Information provided

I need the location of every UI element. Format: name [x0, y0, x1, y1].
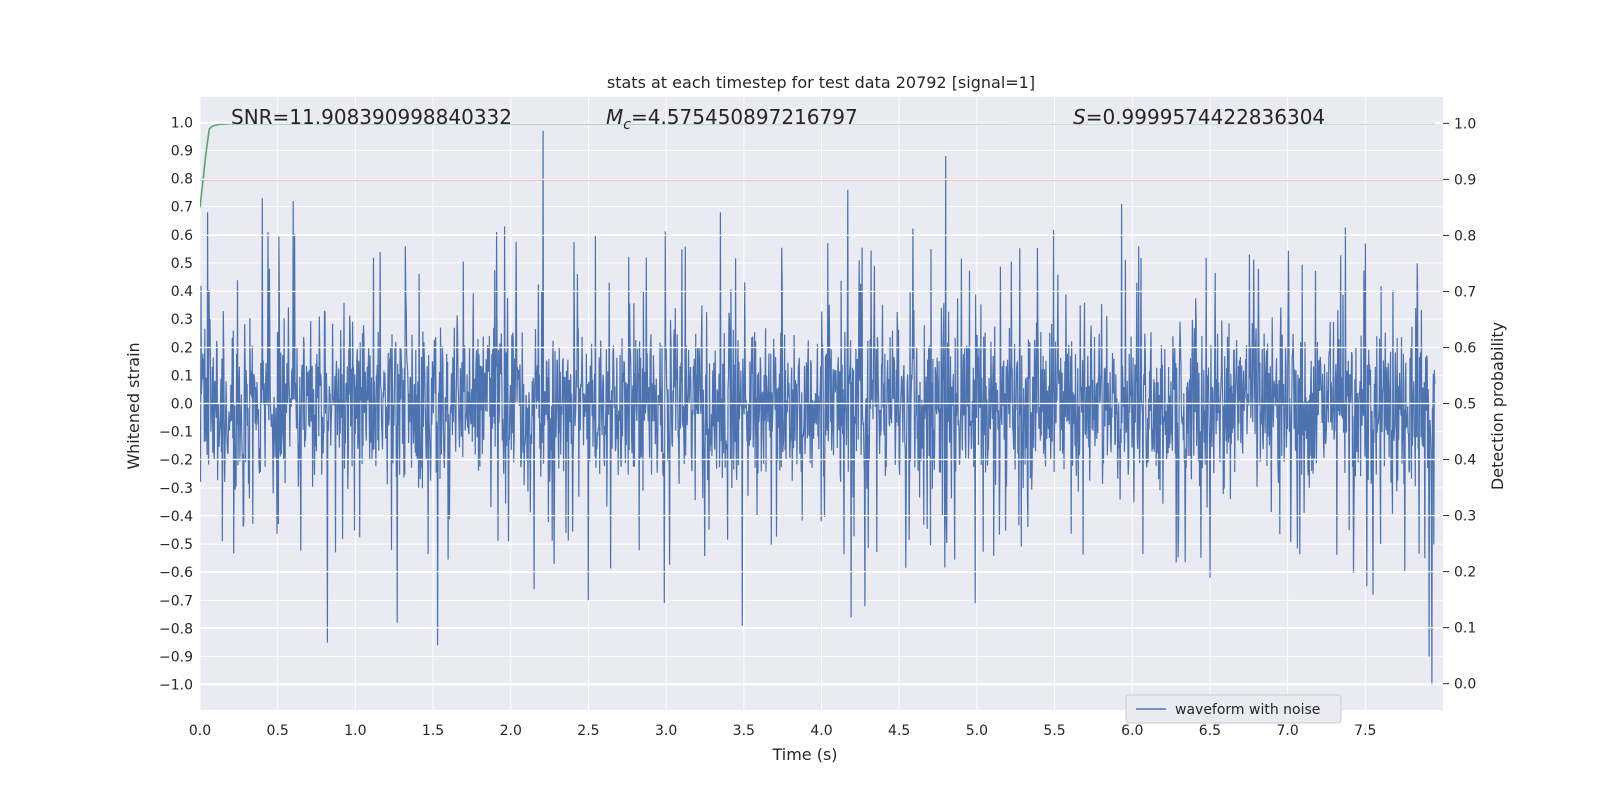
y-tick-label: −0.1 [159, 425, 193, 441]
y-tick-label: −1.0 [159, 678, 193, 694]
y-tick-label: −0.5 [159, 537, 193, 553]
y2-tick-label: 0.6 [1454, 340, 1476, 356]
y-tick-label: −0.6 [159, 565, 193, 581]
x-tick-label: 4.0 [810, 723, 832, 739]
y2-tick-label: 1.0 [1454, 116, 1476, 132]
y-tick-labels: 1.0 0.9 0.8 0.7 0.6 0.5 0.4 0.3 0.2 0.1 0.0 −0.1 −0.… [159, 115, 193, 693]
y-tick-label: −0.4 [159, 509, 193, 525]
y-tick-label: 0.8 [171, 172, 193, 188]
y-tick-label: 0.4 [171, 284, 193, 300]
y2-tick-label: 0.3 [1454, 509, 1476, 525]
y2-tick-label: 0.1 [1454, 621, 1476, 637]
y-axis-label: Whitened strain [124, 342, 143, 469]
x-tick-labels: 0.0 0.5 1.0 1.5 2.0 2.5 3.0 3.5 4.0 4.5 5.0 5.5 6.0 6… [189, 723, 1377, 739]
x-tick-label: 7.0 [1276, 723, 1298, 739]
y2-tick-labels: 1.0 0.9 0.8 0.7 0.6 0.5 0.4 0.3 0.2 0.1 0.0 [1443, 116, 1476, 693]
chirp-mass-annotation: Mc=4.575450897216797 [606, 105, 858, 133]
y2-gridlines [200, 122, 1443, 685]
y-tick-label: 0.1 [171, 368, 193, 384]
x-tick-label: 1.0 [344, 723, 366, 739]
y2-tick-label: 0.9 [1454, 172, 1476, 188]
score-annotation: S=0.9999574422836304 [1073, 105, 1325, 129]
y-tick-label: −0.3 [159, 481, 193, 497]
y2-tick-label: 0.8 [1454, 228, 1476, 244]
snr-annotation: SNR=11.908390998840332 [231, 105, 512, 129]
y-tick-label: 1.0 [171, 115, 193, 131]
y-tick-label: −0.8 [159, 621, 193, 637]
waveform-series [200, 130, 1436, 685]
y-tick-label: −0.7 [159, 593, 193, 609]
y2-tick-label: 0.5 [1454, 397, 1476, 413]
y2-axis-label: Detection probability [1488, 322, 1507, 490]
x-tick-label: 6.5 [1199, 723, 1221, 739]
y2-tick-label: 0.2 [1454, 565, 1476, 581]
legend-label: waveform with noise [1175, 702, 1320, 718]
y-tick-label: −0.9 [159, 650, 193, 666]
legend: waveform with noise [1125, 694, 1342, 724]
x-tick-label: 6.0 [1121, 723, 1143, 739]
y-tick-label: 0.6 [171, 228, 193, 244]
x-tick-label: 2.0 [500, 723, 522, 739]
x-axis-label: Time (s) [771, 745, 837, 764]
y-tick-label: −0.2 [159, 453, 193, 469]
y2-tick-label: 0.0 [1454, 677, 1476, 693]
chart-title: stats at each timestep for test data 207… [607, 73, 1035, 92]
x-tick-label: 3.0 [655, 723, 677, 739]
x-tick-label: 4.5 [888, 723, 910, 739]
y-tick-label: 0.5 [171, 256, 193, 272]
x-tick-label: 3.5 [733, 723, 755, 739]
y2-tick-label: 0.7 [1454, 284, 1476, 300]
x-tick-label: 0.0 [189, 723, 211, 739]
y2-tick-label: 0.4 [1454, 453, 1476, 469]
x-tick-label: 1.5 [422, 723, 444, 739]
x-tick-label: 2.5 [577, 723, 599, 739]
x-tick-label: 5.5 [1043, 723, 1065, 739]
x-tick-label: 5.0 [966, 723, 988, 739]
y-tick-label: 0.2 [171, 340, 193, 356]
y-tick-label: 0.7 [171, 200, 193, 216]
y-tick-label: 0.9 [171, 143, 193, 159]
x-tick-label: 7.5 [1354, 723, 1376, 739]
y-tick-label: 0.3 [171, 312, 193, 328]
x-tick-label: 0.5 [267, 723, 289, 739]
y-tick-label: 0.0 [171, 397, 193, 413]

Aim of the exercise
Switch every "waveform with noise" in the listing above to "noisy waveform" and write out the whole listing again, leaving everything else unchanged. Leave the pictures out of your answer.

Full solution
I need the location of every UI element. Format: name [x0, y0, x1, y1].
y-tick-label: −0.1 [159, 425, 193, 441]
y-tick-label: −1.0 [159, 678, 193, 694]
y-tick-label: −0.5 [159, 537, 193, 553]
y2-tick-label: 0.6 [1454, 340, 1476, 356]
y-tick-label: −0.6 [159, 565, 193, 581]
x-tick-label: 4.0 [810, 723, 832, 739]
y2-tick-label: 1.0 [1454, 116, 1476, 132]
y-tick-labels: 1.0 0.9 0.8 0.7 0.6 0.5 0.4 0.3 0.2 0.1 0.0 −0.1 −0.… [159, 115, 193, 693]
y-tick-label: −0.4 [159, 509, 193, 525]
y-tick-label: 0.8 [171, 172, 193, 188]
y-tick-label: 0.4 [171, 284, 193, 300]
y2-tick-label: 0.3 [1454, 509, 1476, 525]
y2-tick-label: 0.1 [1454, 621, 1476, 637]
y-axis-label: Whitened strain [124, 342, 143, 469]
x-tick-labels: 0.0 0.5 1.0 1.5 2.0 2.5 3.0 3.5 4.0 4.5 5.0 5.5 6.0 6… [189, 723, 1377, 739]
x-tick-label: 7.0 [1276, 723, 1298, 739]
y2-tick-labels: 1.0 0.9 0.8 0.7 0.6 0.5 0.4 0.3 0.2 0.1 0.0 [1443, 116, 1476, 693]
chirp-mass-annotation: Mc=4.575450897216797 [606, 105, 858, 133]
y2-gridlines [200, 122, 1443, 685]
y-tick-label: 0.1 [171, 368, 193, 384]
x-tick-label: 1.0 [344, 723, 366, 739]
y2-tick-label: 0.9 [1454, 172, 1476, 188]
score-annotation: S=0.9999574422836304 [1073, 105, 1325, 129]
y-tick-label: −0.3 [159, 481, 193, 497]
y2-tick-label: 0.8 [1454, 228, 1476, 244]
snr-annotation: SNR=11.908390998840332 [231, 105, 512, 129]
y-tick-label: 1.0 [171, 115, 193, 131]
y-tick-label: −0.8 [159, 621, 193, 637]
waveform-series [200, 130, 1436, 685]
y-tick-label: −0.7 [159, 593, 193, 609]
y2-tick-label: 0.5 [1454, 397, 1476, 413]
y2-axis-label: Detection probability [1488, 322, 1507, 490]
x-tick-label: 6.5 [1199, 723, 1221, 739]
y2-tick-label: 0.2 [1454, 565, 1476, 581]
legend-label: noisy waveform [1175, 702, 1320, 718]
y-tick-label: −0.9 [159, 650, 193, 666]
legend: noisy waveform [1125, 694, 1342, 724]
x-tick-label: 6.0 [1121, 723, 1143, 739]
y-tick-label: 0.6 [171, 228, 193, 244]
x-tick-label: 2.0 [500, 723, 522, 739]
x-axis-label: Time (s) [771, 745, 837, 764]
y-tick-label: −0.2 [159, 453, 193, 469]
y2-tick-label: 0.0 [1454, 677, 1476, 693]
chart-title: stats at each timestep for test data 207… [607, 73, 1035, 92]
x-tick-label: 3.0 [655, 723, 677, 739]
x-tick-label: 4.5 [888, 723, 910, 739]
y-tick-label: 0.5 [171, 256, 193, 272]
x-tick-label: 3.5 [733, 723, 755, 739]
y2-tick-label: 0.7 [1454, 284, 1476, 300]
x-tick-label: 0.0 [189, 723, 211, 739]
y2-tick-label: 0.4 [1454, 453, 1476, 469]
x-tick-label: 1.5 [422, 723, 444, 739]
x-tick-label: 2.5 [577, 723, 599, 739]
x-tick-label: 5.5 [1043, 723, 1065, 739]
x-tick-label: 5.0 [966, 723, 988, 739]
y-tick-label: 0.2 [171, 340, 193, 356]
y-tick-label: 0.7 [171, 200, 193, 216]
y-tick-label: 0.9 [171, 143, 193, 159]
x-tick-label: 7.5 [1354, 723, 1376, 739]
y-tick-label: 0.3 [171, 312, 193, 328]
x-tick-label: 0.5 [267, 723, 289, 739]
y-tick-label: 0.0 [171, 397, 193, 413]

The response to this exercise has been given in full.